---------- DATA PROVIDED ----------

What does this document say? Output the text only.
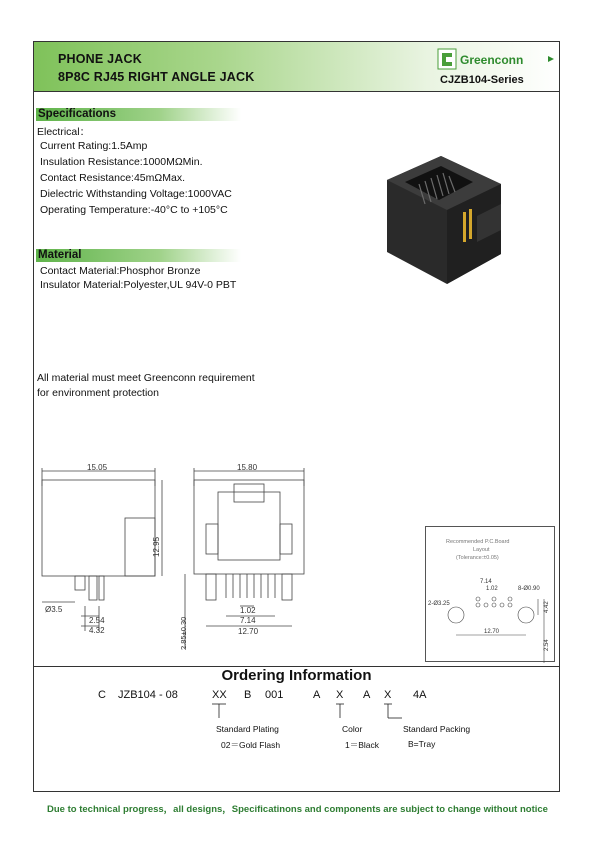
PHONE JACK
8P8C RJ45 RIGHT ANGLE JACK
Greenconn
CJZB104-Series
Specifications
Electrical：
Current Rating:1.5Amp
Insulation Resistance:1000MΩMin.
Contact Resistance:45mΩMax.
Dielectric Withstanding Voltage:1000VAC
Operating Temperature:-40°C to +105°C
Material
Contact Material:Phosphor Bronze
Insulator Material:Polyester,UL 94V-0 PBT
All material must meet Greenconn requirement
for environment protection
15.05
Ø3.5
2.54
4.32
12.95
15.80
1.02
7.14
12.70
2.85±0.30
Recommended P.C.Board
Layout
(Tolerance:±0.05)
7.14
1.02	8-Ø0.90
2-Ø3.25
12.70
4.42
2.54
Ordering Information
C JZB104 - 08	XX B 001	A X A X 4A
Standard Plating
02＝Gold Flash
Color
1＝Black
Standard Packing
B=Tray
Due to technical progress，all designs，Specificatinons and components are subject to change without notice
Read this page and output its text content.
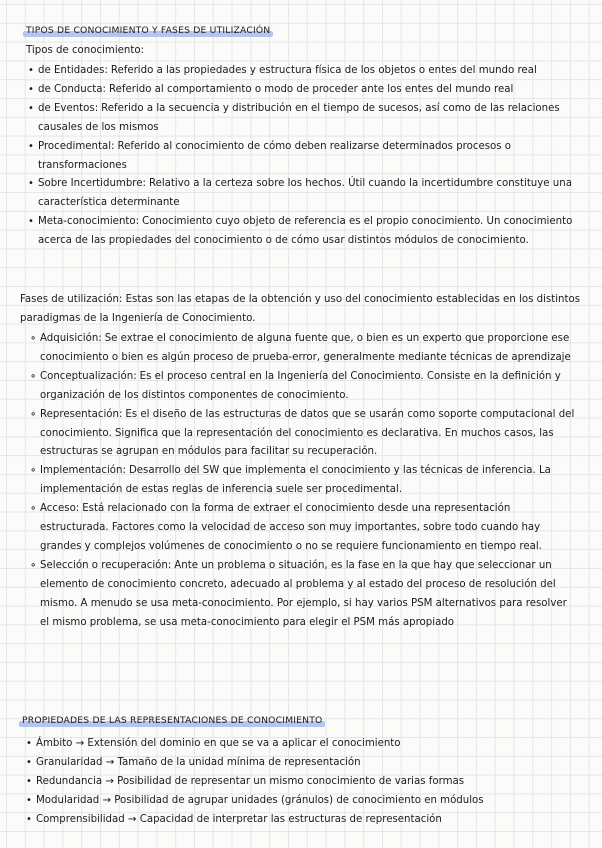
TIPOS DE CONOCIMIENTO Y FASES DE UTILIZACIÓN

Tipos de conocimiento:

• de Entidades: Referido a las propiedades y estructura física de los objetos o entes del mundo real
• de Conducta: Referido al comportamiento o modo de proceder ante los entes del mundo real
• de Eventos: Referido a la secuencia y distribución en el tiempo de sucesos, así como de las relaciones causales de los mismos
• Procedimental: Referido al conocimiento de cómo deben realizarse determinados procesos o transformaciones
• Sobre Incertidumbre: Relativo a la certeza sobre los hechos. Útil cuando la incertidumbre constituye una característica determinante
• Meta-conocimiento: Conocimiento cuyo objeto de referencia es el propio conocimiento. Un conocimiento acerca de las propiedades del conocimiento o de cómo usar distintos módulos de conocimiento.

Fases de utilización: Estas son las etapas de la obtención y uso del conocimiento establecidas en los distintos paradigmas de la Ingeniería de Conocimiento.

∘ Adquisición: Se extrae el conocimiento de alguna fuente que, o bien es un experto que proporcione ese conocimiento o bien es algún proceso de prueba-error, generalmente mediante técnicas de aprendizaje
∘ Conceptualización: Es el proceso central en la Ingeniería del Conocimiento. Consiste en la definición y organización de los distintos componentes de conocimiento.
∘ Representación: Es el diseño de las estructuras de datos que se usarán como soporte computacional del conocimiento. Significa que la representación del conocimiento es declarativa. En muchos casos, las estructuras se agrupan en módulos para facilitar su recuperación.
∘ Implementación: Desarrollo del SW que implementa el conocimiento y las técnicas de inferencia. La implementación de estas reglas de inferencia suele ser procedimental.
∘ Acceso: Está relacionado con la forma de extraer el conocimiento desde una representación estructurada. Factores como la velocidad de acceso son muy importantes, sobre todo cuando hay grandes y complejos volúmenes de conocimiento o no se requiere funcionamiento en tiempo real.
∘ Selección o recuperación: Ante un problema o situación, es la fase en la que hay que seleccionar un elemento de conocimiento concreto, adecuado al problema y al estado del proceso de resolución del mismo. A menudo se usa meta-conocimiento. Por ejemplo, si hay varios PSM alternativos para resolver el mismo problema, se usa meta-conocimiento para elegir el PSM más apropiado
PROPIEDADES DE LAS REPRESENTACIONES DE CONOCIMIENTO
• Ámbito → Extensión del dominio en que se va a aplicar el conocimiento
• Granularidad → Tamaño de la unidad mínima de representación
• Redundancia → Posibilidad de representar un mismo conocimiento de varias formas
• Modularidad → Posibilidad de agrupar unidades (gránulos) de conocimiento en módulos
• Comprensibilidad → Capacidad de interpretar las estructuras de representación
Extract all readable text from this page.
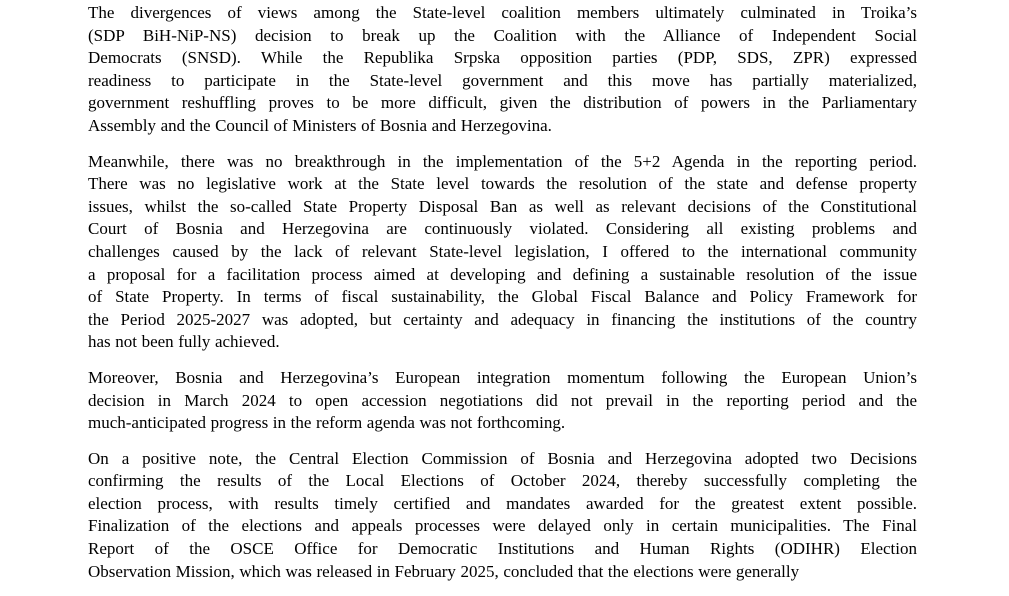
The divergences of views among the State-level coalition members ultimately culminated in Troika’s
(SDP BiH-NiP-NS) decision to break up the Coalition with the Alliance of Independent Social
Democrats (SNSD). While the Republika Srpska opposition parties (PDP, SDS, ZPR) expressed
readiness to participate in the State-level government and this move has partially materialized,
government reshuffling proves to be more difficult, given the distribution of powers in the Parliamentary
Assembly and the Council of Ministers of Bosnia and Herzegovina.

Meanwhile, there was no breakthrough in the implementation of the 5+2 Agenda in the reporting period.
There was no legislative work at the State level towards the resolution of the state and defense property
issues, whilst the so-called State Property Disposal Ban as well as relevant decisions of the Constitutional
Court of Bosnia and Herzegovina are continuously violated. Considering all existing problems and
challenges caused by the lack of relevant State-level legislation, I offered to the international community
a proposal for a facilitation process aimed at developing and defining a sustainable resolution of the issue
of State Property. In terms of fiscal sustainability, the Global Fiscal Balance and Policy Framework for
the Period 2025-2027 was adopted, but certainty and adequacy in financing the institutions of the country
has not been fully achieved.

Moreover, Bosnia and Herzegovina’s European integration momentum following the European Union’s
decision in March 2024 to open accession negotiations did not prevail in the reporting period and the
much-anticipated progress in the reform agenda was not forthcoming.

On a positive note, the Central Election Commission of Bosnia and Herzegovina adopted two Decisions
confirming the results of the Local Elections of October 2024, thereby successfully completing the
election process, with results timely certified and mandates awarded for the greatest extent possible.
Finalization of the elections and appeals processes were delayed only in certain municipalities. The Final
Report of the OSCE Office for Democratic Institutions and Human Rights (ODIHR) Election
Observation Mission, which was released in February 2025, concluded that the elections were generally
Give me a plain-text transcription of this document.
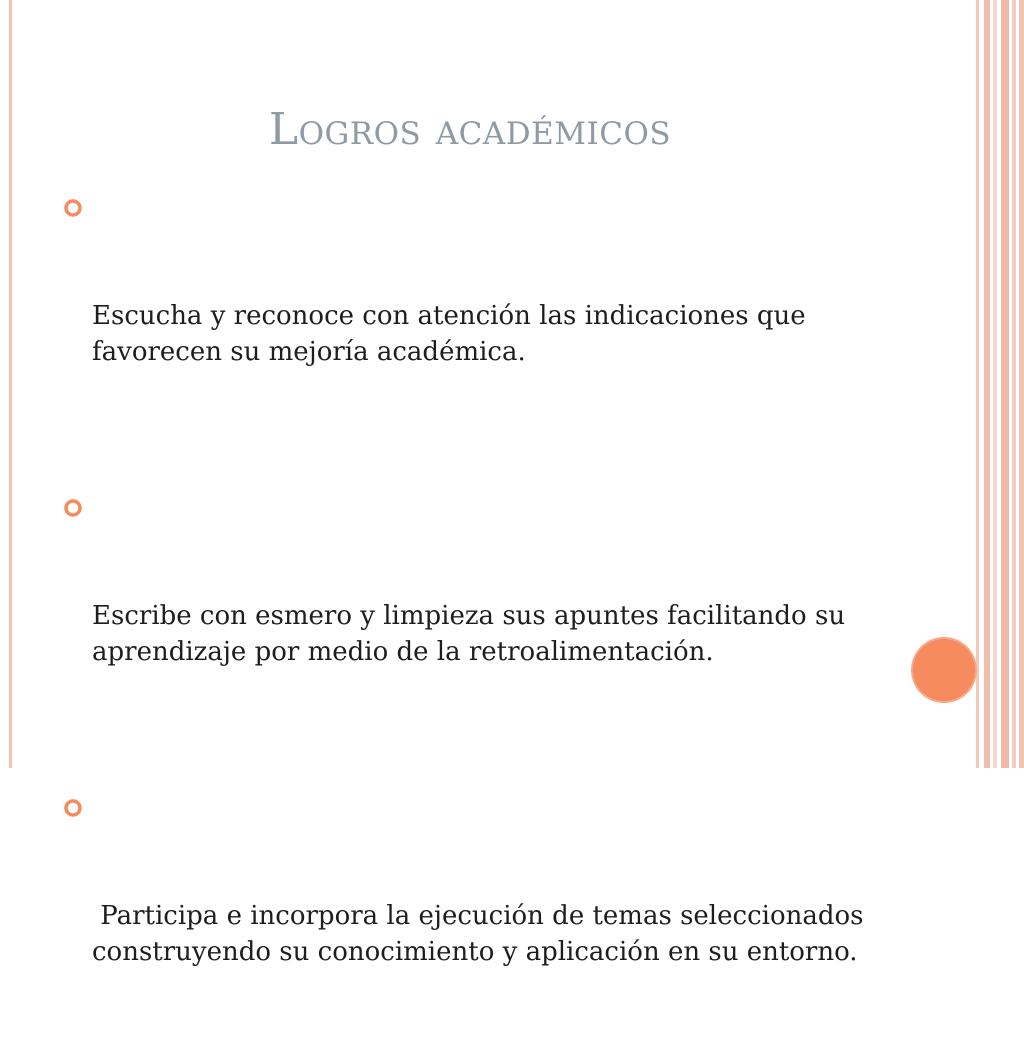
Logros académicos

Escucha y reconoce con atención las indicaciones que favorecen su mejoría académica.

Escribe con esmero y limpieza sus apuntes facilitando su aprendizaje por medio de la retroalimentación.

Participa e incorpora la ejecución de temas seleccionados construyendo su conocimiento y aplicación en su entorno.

----------
---------- DATA PROVIDED ----------

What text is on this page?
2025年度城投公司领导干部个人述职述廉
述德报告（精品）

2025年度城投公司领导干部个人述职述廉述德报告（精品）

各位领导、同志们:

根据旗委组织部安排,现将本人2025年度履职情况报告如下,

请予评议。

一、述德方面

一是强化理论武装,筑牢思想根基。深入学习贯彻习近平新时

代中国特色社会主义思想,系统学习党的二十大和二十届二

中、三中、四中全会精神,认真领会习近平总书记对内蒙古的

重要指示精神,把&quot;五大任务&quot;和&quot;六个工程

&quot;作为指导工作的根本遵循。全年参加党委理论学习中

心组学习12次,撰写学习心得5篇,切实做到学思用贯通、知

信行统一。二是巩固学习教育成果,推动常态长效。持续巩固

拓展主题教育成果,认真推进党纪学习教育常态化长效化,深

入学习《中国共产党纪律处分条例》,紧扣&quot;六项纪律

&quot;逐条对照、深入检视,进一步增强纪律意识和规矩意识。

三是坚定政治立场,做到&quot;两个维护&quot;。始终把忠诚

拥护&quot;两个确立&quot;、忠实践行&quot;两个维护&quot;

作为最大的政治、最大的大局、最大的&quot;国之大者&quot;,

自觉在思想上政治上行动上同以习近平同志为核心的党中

----------

WRITTEN INSTRUCTION: Give nothing but the number of lines containing the string "como".

SOLUTION: 3